━━ SOURCE PASSAGE

WO2008027009A1 - High voltage dc bushing and high voltage dc device comprising such bushing - Google Patents

Abstract

The hollow insulator of a high voltage DC bushing comprises a composite layer (12a) and an electrically isotropic inner insulator (12b) provided on the inside of the composite layer.

Description

HIGH VOLTAGE DC BUSHING AND HIGH VOLTAGE DC DEVICE COMPRISING SUCH BUSHING

FIELD OF INVENTION The present invention relates generally to high voltage bushings and more particularly to a high voltage bushing having a controlled internal dielectrical stress. The invention also relates to a high voltage device comprising such bushing.

BACKGROUND

It is known that electrical equipment and devices, such as high voltage DC transformers, are usually equipped with bushings, which are suitable to carry current at high potential through a grounded barrier, e.g. a transformer tank or a wall.

Conventional bushings are constituted by an insulator made of ceramic or composite material, which is provided with sheds and is generally hollow, and on the inside can the voltage grading be performed with or without a condenser body through which the electrical conductor passes, allowing to connect the inside of the device on which the bushing is fitted to the outside.

━━━━

WORK ORDER A: According to the patent page, what material is the insulator of conventional bushings made of?
WORK ORDER B: From the patent page, return the passage from "The hollow insulator" up to and including "comprising such bushing.", copied word for word.

━━ EXTRACTED ENTRIES

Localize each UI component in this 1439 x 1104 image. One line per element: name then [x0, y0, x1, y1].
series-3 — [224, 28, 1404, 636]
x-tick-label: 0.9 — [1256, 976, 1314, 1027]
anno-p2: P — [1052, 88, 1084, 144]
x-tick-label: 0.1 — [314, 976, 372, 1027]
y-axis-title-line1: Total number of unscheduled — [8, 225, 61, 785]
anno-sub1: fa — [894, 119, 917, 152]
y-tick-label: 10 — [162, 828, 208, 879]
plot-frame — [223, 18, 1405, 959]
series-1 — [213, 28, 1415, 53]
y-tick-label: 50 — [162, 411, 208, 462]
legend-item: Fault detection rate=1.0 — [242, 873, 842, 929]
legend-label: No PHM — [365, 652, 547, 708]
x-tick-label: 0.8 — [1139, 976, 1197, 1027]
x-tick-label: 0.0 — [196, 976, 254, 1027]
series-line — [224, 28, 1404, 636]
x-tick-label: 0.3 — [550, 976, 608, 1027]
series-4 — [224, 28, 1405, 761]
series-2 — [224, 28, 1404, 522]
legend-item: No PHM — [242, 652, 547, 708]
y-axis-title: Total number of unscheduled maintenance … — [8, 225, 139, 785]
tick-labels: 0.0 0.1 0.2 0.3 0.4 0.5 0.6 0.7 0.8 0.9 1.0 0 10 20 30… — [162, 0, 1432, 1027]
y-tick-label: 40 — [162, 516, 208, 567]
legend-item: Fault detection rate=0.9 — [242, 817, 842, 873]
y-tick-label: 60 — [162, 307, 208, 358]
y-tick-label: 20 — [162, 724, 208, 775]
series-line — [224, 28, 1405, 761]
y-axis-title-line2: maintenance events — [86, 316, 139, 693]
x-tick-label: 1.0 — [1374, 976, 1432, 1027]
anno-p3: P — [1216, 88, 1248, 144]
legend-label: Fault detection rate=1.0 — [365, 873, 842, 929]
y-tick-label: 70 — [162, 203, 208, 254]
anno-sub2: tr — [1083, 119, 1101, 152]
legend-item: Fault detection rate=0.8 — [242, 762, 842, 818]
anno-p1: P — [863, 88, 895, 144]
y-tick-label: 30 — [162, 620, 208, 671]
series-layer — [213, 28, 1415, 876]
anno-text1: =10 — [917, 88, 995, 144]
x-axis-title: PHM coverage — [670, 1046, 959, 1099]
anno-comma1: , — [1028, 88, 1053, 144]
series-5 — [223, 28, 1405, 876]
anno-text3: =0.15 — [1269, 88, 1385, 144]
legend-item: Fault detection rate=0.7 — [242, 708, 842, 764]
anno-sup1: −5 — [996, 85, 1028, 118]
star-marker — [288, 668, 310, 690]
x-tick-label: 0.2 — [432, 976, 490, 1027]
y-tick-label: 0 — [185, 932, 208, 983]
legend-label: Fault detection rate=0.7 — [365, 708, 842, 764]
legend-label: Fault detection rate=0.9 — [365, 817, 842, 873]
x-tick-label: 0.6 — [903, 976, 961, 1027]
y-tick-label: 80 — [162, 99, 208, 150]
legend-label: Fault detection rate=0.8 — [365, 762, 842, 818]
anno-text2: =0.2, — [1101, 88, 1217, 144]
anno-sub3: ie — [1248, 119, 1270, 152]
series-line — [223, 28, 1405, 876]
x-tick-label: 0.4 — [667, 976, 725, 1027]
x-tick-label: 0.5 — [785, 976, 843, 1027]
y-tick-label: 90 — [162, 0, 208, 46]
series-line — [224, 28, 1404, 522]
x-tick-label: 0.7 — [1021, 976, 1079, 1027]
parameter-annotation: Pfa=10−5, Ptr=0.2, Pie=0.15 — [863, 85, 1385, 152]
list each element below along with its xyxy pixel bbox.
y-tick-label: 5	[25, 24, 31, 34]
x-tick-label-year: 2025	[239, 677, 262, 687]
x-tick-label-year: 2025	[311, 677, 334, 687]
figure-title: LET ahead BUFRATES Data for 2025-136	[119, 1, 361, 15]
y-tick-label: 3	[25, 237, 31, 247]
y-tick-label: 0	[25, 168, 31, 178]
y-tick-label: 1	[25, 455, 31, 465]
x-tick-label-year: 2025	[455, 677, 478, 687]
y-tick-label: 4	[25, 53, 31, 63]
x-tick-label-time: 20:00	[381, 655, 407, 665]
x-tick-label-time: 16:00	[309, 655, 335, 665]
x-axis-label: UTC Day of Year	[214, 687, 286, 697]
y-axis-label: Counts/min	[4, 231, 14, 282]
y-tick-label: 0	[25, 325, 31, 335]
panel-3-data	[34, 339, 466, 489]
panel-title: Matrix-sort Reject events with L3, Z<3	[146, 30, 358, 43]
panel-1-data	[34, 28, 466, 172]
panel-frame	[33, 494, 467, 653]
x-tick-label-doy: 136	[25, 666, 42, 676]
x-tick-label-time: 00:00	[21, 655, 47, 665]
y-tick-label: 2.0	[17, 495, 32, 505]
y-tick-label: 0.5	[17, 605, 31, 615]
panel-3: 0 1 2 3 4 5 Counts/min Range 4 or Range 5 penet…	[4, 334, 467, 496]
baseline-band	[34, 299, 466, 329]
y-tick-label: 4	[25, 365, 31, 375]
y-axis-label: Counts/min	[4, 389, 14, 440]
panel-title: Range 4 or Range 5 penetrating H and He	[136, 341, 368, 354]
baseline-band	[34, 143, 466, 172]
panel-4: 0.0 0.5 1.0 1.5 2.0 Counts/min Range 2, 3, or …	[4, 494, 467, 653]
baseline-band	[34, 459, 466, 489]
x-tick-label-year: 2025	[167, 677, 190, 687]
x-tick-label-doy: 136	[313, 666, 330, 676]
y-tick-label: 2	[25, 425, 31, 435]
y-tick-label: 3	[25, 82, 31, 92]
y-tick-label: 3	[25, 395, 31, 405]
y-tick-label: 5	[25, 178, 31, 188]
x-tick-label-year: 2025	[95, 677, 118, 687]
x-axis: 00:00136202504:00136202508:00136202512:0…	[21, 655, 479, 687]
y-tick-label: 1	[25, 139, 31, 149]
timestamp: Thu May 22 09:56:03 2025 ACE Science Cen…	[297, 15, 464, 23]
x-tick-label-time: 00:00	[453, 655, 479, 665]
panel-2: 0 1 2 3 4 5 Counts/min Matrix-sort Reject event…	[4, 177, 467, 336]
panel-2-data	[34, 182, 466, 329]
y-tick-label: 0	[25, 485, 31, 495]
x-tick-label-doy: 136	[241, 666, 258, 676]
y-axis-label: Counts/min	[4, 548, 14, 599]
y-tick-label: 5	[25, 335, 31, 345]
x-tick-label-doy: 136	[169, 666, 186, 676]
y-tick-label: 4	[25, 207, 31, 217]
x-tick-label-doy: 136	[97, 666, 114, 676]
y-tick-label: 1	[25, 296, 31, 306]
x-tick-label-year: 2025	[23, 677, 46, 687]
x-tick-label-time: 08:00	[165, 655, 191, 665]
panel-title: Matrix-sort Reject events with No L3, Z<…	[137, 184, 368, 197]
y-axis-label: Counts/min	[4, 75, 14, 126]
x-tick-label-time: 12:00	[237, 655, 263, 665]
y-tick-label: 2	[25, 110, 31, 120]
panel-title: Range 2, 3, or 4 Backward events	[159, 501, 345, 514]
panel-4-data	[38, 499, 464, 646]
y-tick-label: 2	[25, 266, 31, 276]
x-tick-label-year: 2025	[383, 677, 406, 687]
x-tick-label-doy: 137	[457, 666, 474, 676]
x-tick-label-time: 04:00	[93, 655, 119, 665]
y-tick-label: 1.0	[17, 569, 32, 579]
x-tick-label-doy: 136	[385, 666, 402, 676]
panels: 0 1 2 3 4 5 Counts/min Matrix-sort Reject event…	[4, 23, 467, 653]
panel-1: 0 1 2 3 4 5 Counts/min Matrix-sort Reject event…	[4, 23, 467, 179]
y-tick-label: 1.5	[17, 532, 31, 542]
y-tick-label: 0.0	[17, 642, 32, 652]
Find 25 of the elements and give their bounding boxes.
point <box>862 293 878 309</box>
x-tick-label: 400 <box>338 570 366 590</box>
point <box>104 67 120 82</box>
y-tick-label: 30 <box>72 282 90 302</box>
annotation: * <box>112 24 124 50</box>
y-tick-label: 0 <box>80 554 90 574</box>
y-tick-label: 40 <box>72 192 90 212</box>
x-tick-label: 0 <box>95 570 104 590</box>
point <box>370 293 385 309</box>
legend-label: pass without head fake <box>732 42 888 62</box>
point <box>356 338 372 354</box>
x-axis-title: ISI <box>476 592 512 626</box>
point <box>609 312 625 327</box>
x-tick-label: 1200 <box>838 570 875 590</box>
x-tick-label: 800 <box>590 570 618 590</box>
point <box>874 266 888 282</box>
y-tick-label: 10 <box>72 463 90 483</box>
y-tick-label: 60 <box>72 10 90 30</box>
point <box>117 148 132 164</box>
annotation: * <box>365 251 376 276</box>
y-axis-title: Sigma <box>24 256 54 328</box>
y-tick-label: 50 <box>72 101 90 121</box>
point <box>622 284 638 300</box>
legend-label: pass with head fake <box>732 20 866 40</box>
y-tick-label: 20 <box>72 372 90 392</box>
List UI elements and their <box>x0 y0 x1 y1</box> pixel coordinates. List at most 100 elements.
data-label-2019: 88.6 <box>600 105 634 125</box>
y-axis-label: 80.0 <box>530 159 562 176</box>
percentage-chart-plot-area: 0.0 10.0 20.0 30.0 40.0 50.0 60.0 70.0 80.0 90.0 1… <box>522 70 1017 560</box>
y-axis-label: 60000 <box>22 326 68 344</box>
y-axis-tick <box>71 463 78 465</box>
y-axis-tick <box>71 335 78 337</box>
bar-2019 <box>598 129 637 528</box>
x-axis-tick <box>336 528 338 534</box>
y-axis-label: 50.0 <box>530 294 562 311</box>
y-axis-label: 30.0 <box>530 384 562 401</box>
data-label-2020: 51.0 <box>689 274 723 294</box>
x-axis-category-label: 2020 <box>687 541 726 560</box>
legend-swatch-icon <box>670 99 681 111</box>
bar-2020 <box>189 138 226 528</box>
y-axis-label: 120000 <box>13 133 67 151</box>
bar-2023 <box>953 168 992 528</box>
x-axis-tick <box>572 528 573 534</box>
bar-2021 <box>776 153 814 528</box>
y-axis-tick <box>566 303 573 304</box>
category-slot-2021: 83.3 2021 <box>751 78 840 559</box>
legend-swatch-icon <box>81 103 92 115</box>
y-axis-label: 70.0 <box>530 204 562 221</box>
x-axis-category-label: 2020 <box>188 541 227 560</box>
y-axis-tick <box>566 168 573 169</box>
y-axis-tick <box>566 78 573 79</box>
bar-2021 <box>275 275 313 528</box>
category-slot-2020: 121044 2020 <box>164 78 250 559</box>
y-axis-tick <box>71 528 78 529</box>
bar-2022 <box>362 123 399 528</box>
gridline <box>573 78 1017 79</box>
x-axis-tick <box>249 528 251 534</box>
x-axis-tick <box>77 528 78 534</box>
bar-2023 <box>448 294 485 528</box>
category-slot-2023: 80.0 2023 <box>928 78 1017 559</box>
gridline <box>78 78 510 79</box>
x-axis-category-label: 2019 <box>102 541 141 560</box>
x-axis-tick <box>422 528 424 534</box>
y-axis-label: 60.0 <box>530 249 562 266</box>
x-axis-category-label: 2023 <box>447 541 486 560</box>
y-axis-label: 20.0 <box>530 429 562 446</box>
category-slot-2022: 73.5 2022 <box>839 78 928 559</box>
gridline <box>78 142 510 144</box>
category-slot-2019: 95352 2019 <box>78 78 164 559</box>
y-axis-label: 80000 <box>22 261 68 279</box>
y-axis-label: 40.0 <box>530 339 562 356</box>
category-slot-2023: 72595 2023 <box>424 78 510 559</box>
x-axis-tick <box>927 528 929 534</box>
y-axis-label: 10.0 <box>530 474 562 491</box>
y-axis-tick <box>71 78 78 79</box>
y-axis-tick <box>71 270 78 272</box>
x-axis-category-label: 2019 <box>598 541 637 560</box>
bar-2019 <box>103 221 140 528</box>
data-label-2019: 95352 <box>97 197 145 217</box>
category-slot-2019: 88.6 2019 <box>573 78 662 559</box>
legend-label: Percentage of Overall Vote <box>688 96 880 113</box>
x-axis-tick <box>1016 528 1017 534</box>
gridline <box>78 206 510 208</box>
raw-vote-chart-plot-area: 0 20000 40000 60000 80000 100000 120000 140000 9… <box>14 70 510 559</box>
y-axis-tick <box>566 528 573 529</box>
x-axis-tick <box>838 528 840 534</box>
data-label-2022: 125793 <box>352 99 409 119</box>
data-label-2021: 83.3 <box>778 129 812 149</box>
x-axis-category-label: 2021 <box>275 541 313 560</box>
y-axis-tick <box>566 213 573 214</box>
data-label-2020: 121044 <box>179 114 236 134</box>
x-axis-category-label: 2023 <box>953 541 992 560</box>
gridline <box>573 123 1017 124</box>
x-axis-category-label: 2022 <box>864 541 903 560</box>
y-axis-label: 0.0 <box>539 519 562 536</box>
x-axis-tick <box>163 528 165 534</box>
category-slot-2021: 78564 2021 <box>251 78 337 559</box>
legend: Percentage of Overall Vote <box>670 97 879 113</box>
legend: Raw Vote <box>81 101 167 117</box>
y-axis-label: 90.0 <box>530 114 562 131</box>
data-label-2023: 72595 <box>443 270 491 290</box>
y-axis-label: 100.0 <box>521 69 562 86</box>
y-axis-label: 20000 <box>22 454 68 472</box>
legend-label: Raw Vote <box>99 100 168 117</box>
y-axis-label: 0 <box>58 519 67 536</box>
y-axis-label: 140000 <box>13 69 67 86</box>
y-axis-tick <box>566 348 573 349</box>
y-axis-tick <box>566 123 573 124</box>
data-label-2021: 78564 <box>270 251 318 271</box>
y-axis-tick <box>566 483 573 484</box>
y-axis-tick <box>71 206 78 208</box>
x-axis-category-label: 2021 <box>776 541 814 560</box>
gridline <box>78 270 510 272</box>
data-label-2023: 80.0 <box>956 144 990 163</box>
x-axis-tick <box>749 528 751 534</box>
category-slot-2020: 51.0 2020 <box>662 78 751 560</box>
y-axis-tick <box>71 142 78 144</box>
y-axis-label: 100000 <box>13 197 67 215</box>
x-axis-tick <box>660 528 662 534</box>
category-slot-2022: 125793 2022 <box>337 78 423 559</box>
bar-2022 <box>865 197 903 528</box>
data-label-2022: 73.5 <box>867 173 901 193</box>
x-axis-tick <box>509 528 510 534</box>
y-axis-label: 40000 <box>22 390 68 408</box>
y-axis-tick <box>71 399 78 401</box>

━━━━

TASK RESULT A: Ceramic or composite material.

TASK RESULT B:
The hollow insulator of a high voltage DC bushing comprises a composite layer (12a) and an electrically isotropic inner insulator (12b) provided on the inside of the composite layer.

Description

HIGH VOLTAGE DC BUSHING AND HIGH VOLTAGE DC DEVICE COMPRISING SUCH BUSHING

FIELD OF INVENTION The present invention relates generally to high voltage bushings and more particularly to a high voltage bushing having a controlled internal dielectrical stress. The invention also relates to a high voltage device comprising such bushing.